Source records:
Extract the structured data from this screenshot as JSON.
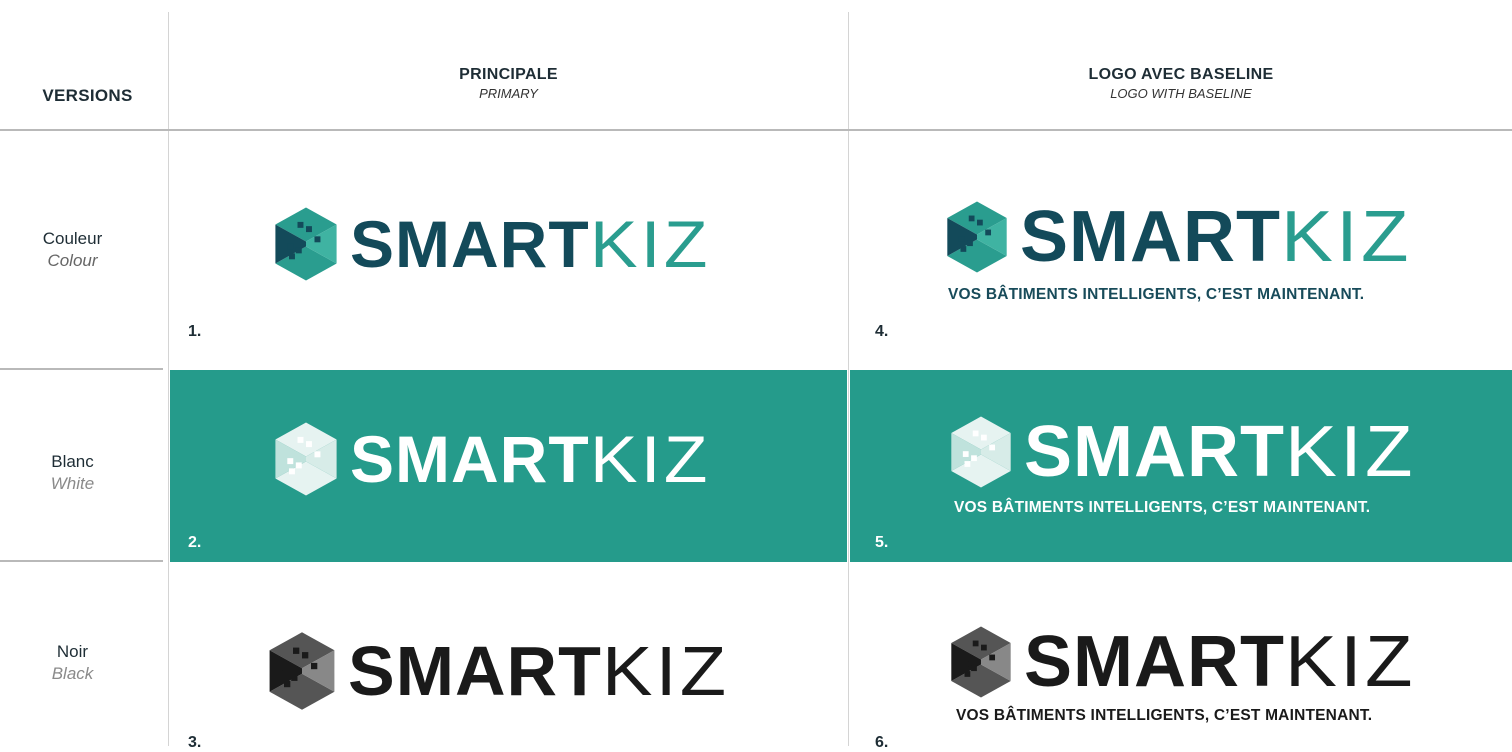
{
  "header": {
    "versions_label": "VERSIONS",
    "col1": {
      "title": "PRINCIPALE",
      "subtitle": "PRIMARY"
    },
    "col2": {
      "title": "LOGO AVEC BASELINE",
      "subtitle": "LOGO WITH BASELINE"
    }
  },
  "rows": [
    {
      "label_fr": "Couleur",
      "label_en": "Colour",
      "num_primary": "1.",
      "num_baseline": "4."
    },
    {
      "label_fr": "Blanc",
      "label_en": "White",
      "num_primary": "2.",
      "num_baseline": "5."
    },
    {
      "label_fr": "Noir",
      "label_en": "Black",
      "num_primary": "3.",
      "num_baseline": "6."
    }
  ],
  "logo": {
    "bold": "SMART",
    "thin": "KIZ",
    "baseline": "VOS BÂTIMENTS INTELLIGENTS, C’EST MAINTENANT."
  },
  "colors": {
    "navy": "#134a5a",
    "teal": "#2a9d8f",
    "band": "#259b8b",
    "black": "#1a1a1a",
    "baseline_navy": "#184b5a"
  }
}
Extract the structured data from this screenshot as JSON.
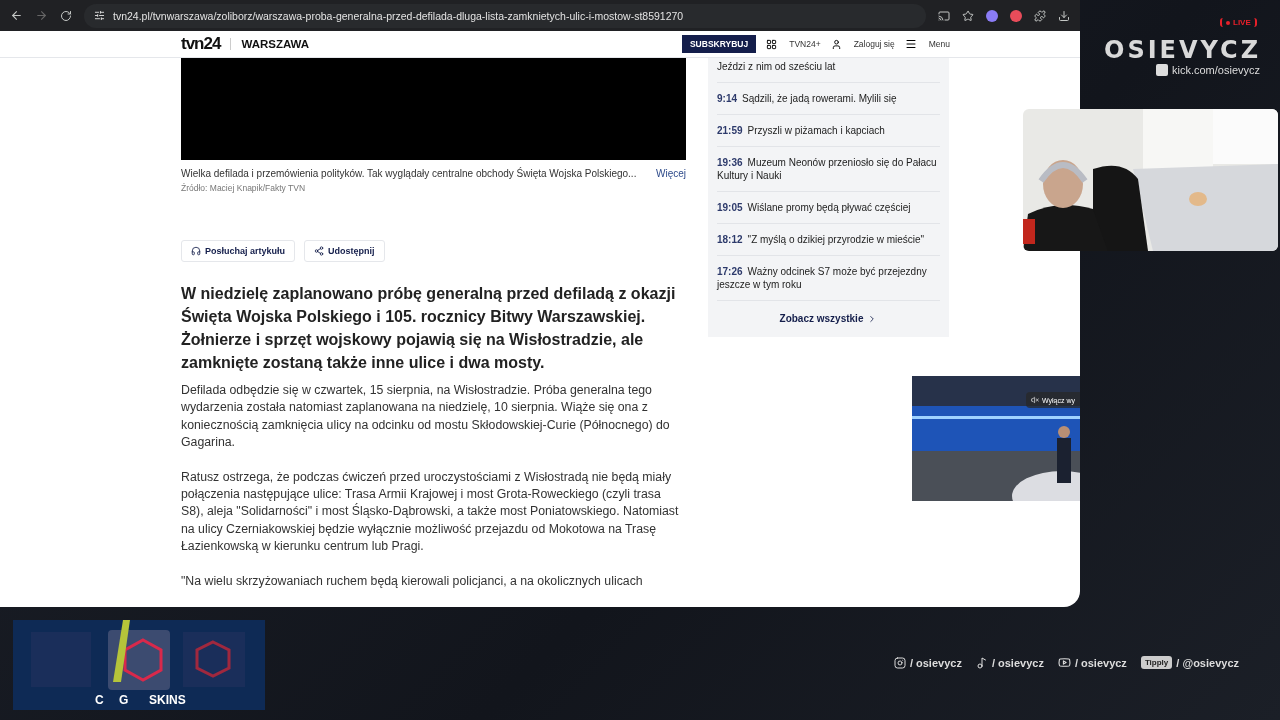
{
  "browser": {
    "url": "tvn24.pl/tvnwarszawa/zoliborz/warszawa-proba-generalna-przed-defilada-dluga-lista-zamknietych-ulic-i-mostow-st8591270"
  },
  "site_header": {
    "logo": "tvn24",
    "section": "WARSZAWA",
    "subscribe": "SUBSKRYBUJ",
    "links": [
      {
        "kind": "grid",
        "label": "TVN24+"
      },
      {
        "kind": "user",
        "label": "Zaloguj się"
      },
      {
        "kind": "menu",
        "label": "Menu"
      }
    ]
  },
  "media": {
    "caption": "Wielka defilada i przemówienia polityków. Tak wyglądały centralne obchody Święta Wojska Polskiego...",
    "more": "Więcej",
    "source": "Źródło: Maciej Knapik/Fakty TVN"
  },
  "actions": [
    {
      "kind": "listen",
      "label": "Posłuchaj artykułu"
    },
    {
      "kind": "share",
      "label": "Udostępnij"
    }
  ],
  "article": {
    "lead": "W niedzielę zaplanowano próbę generalną przed defiladą z okazji Święta Wojska Polskiego i 105. rocznicy Bitwy Warszawskiej. Żołnierze i sprzęt wojskowy pojawią się na Wisłostradzie, ale zamknięte zostaną także inne ulice i dwa mosty.",
    "paragraphs": [
      "Defilada odbędzie się w czwartek, 15 sierpnia, na Wisłostradzie. Próba generalna tego wydarzenia została natomiast zaplanowana na niedzielę, 10 sierpnia. Wiąże się ona z koniecznością zamknięcia ulicy na odcinku od mostu Skłodowskiej-Curie (Północnego) do Gagarina.",
      "Ratusz ostrzega, że podczas ćwiczeń przed uroczystościami z Wisłostradą nie będą miały połączenia następujące ulice: Trasa Armii Krajowej i most Grota-Roweckiego (czyli trasa S8), aleja \"Solidarności\" i most Śląsko-Dąbrowski, a także most Poniatowskiego. Natomiast na ulicy Czerniakowskiej będzie wyłącznie możliwość przejazdu od Mokotowa na Trasę Łazienkowską w kierunku centrum lub Pragi.",
      "\"Na wielu skrzyżowaniach ruchem będą kierowali policjanci, a na okolicznych ulicach"
    ]
  },
  "news": {
    "items": [
      {
        "title": "Jeździ z nim od sześciu lat"
      },
      {
        "time": "9:14",
        "title": "Sądzili, że jadą rowerami. Mylili się"
      },
      {
        "time": "21:59",
        "title": "Przyszli w piżamach i kapciach"
      },
      {
        "time": "19:36",
        "title": "Muzeum Neonów przeniosło się do Pałacu Kultury i Nauki"
      },
      {
        "time": "19:05",
        "title": "Wiślane promy będą pływać częściej"
      },
      {
        "time": "18:12",
        "title": "\"Z myślą o dzikiej przyrodzie w mieście\""
      },
      {
        "time": "17:26",
        "title": "Ważny odcinek S7 może być przejezdny jeszcze w tym roku"
      }
    ],
    "more": "Zobacz wszystkie"
  },
  "video_player": {
    "mute": "Wyłącz wy"
  },
  "stream": {
    "live": "LIVE",
    "name": "OSIEVYCZ",
    "channel": "kick.com/osievycz",
    "sponsor": [
      "C",
      "G",
      "SKINS"
    ],
    "socials": [
      {
        "kind": "instagram",
        "handle": "/ osievycz"
      },
      {
        "kind": "tiktok",
        "handle": "/ osievycz"
      },
      {
        "kind": "youtube",
        "handle": "/ osievycz"
      },
      {
        "kind": "tipply",
        "badge": "Tipply",
        "handle": "/ @osievycz"
      }
    ]
  }
}
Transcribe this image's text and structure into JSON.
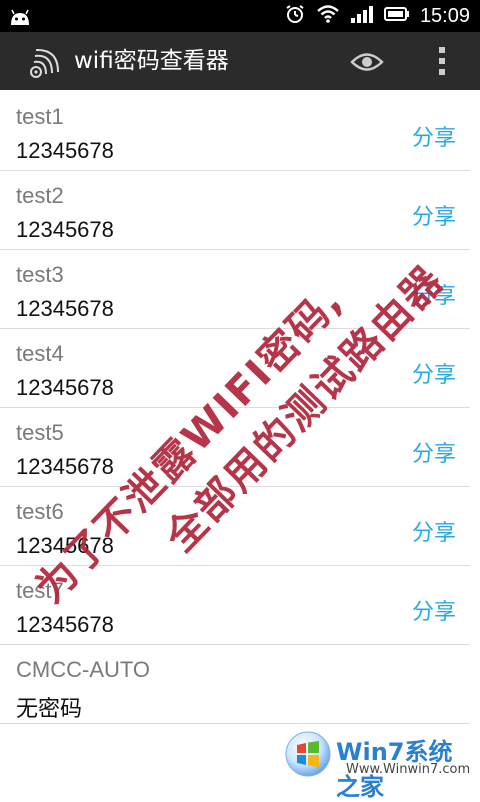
{
  "status_bar": {
    "time": "15:09",
    "icons": [
      "android-icon",
      "alarm-icon",
      "wifi-icon",
      "signal-icon",
      "battery-icon"
    ]
  },
  "action_bar": {
    "title": "wifi密码查看器",
    "icons": [
      "wifi-app-icon",
      "eye-icon",
      "overflow-menu-icon"
    ]
  },
  "networks": [
    {
      "name": "test1",
      "password": "12345678",
      "share_label": "分享"
    },
    {
      "name": "test2",
      "password": "12345678",
      "share_label": "分享"
    },
    {
      "name": "test3",
      "password": "12345678",
      "share_label": "分享"
    },
    {
      "name": "test4",
      "password": "12345678",
      "share_label": "分享"
    },
    {
      "name": "test5",
      "password": "12345678",
      "share_label": "分享"
    },
    {
      "name": "test6",
      "password": "12345678",
      "share_label": "分享"
    },
    {
      "name": "test7",
      "password": "12345678",
      "share_label": "分享"
    },
    {
      "name": "CMCC-AUTO",
      "password": "无密码",
      "share_label": ""
    }
  ],
  "watermark": {
    "line1": "为了不泄露WIFI密码,",
    "line2": "全部用的测试路由器"
  },
  "logo": {
    "brand": "Win7系统之家",
    "url": "Www.Winwin7.com"
  },
  "colors": {
    "accent": "#2aa9e0",
    "action_bar": "#2b2b2b",
    "watermark": "#b0243a"
  }
}
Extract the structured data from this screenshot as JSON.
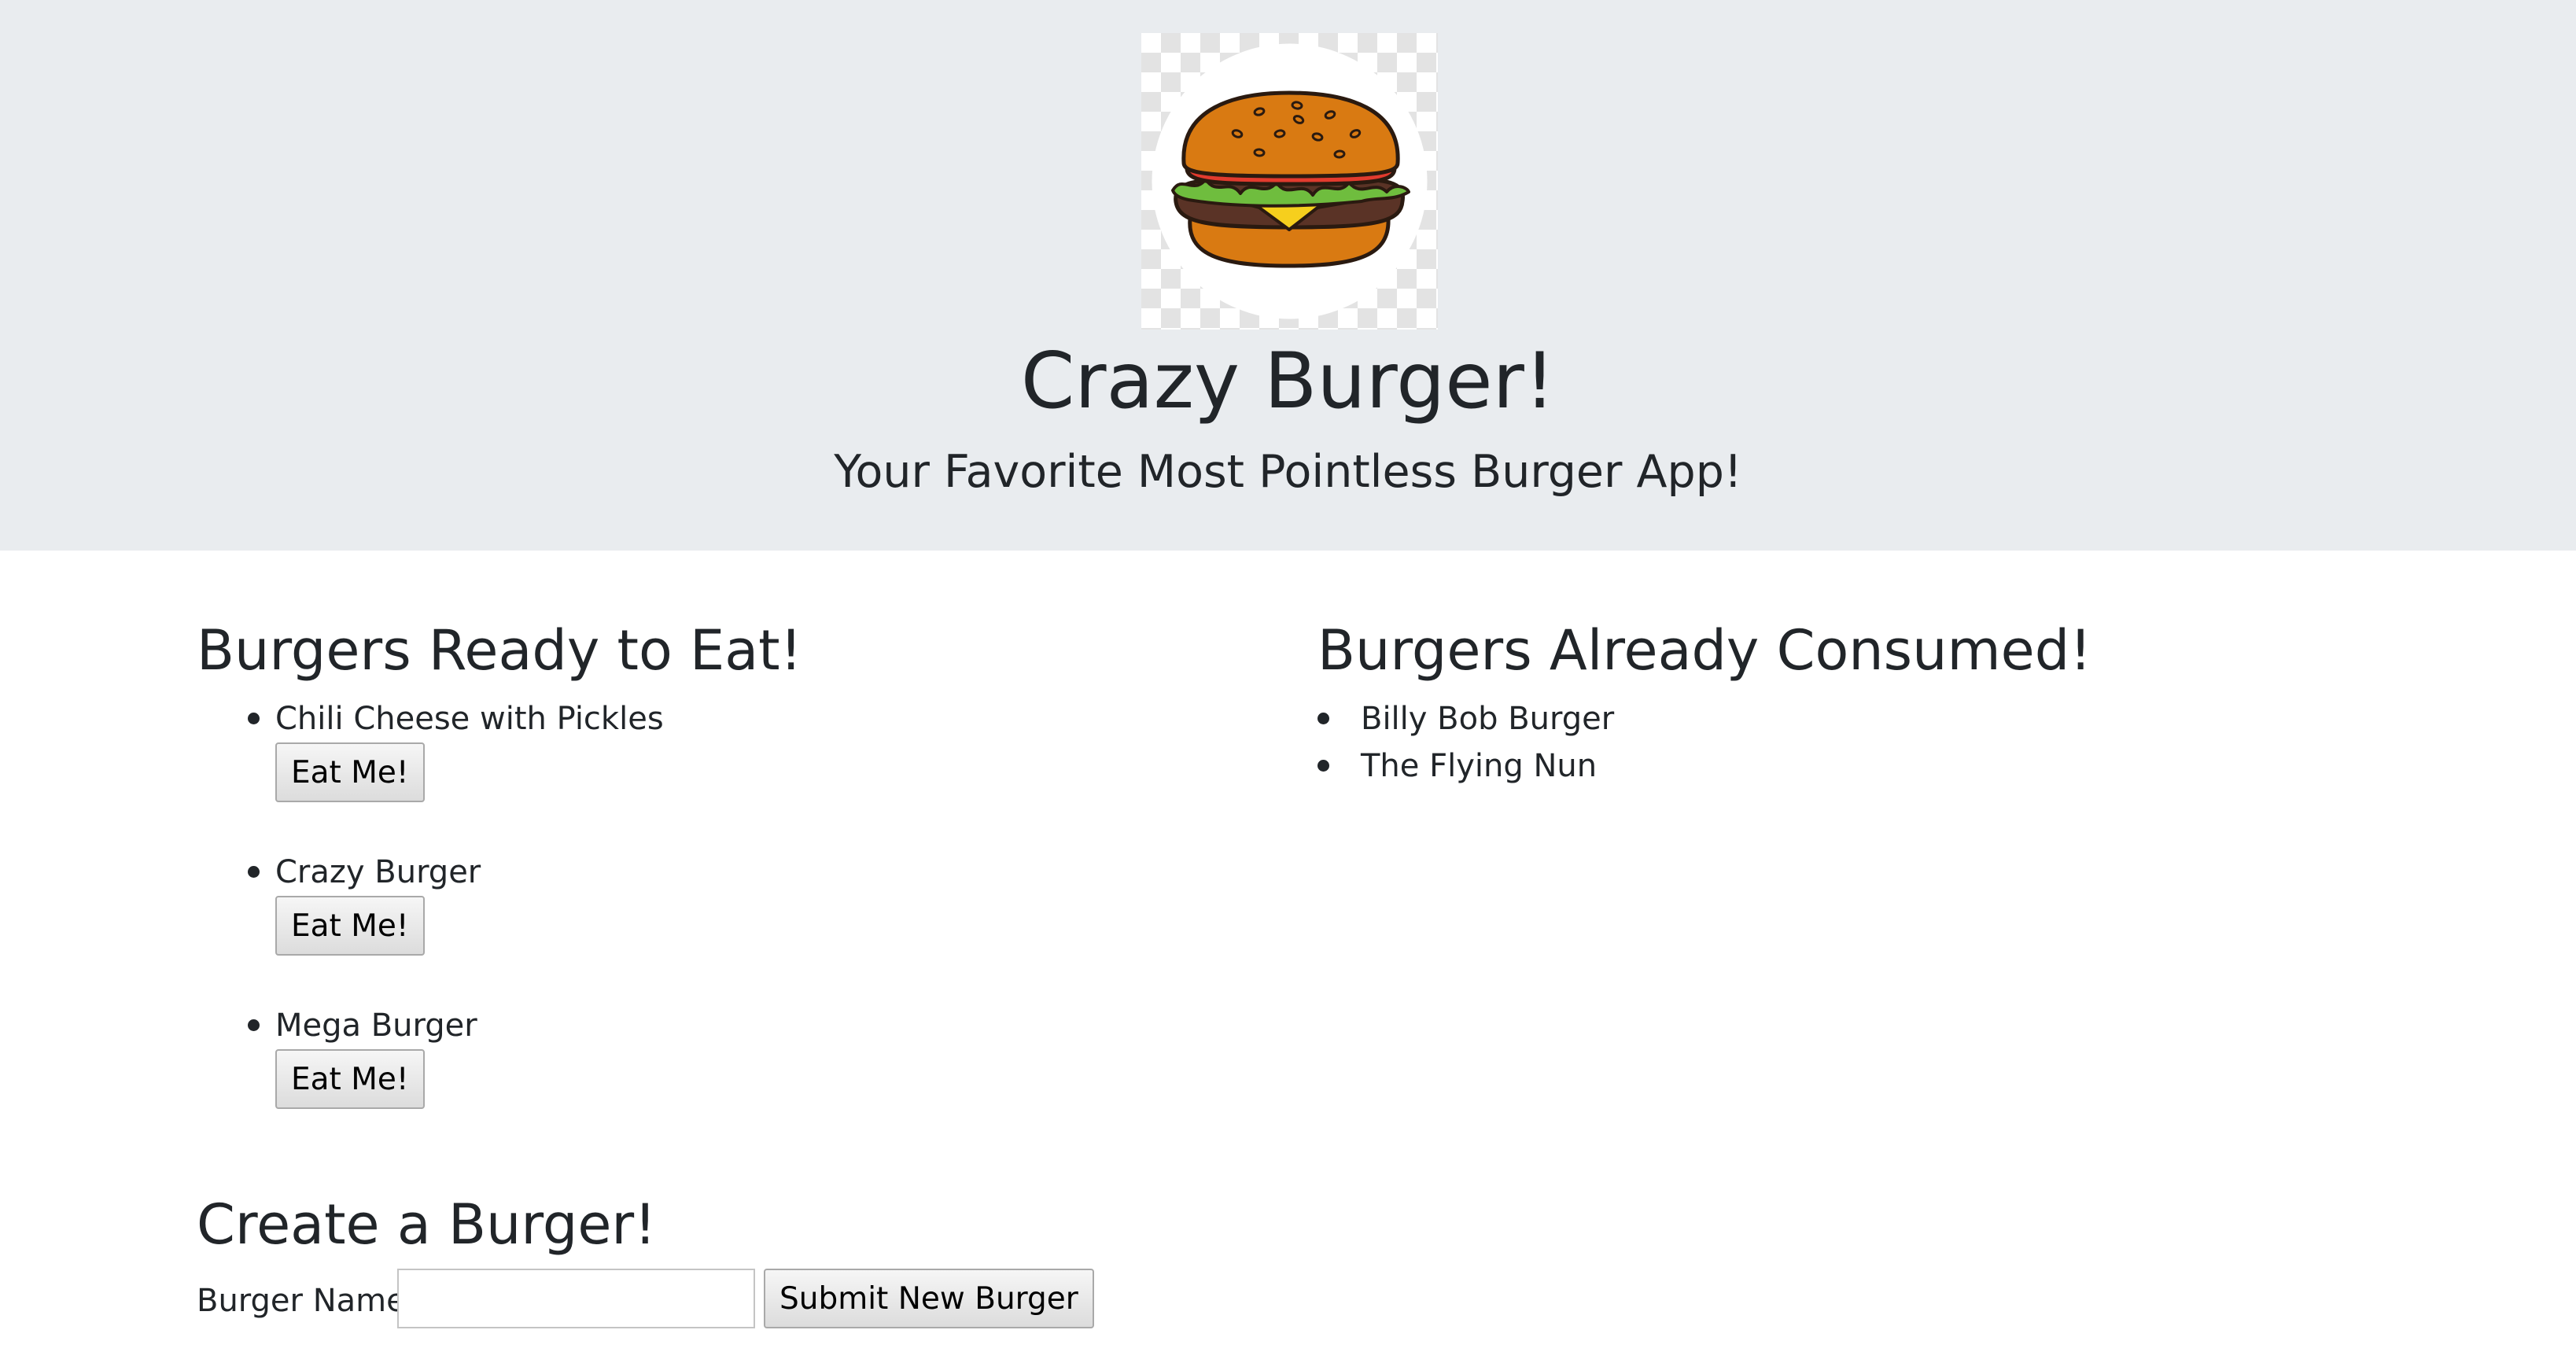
{
  "header": {
    "title": "Crazy Burger!",
    "subtitle": "Your Favorite Most Pointless Burger App!",
    "logo_icon": "burger-logo-icon"
  },
  "ready": {
    "heading": "Burgers Ready to Eat!",
    "items": [
      {
        "name": "Chili Cheese with Pickles",
        "button": "Eat Me!"
      },
      {
        "name": "Crazy Burger",
        "button": "Eat Me!"
      },
      {
        "name": "Mega Burger",
        "button": "Eat Me!"
      }
    ]
  },
  "consumed": {
    "heading": "Burgers Already Consumed!",
    "items": [
      {
        "name": "Billy Bob Burger"
      },
      {
        "name": "The Flying Nun"
      }
    ]
  },
  "create": {
    "heading": "Create a Burger!",
    "label": "Burger Name:",
    "input_value": "",
    "submit": "Submit New Burger"
  },
  "colors": {
    "header_bg": "#e9ecef",
    "text": "#212529",
    "bun": "#d97a12",
    "patty": "#5a3326",
    "cheese": "#f6cf1d",
    "lettuce": "#6fbd3e",
    "tomato": "#e23b2e"
  }
}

OBJECTIVE
List the lines of the records where "także" occurs.

ANSWER FOR THE TASK
    "lead": "W niedzielę zaplanowano próbę generalną przed defiladą z okazji Święta Wojska Polskiego i 105. rocznicy Bitwy Warszawskiej. Żołnierze i sprzęt wojskowy pojawią się na Wisłostradzie, ale zamknięte zostaną także inne ulice i dwa mosty.",
      "Ratusz ostrzega, że podczas ćwiczeń przed uroczystościami z Wisłostradą nie będą miały połączenia następujące ulice: Trasa Armii Krajowej i most Grota-Roweckiego (czyli trasa S8), aleja \"Solidarności\" i most Śląsko-Dąbrowski, a także most Poniatowskiego. Natomiast na ulicy Czerniakowskiej będzie wyłącznie możliwość przejazdu od Mokotowa na Trasę Łazienkowską w kierunku centrum lub Pragi.",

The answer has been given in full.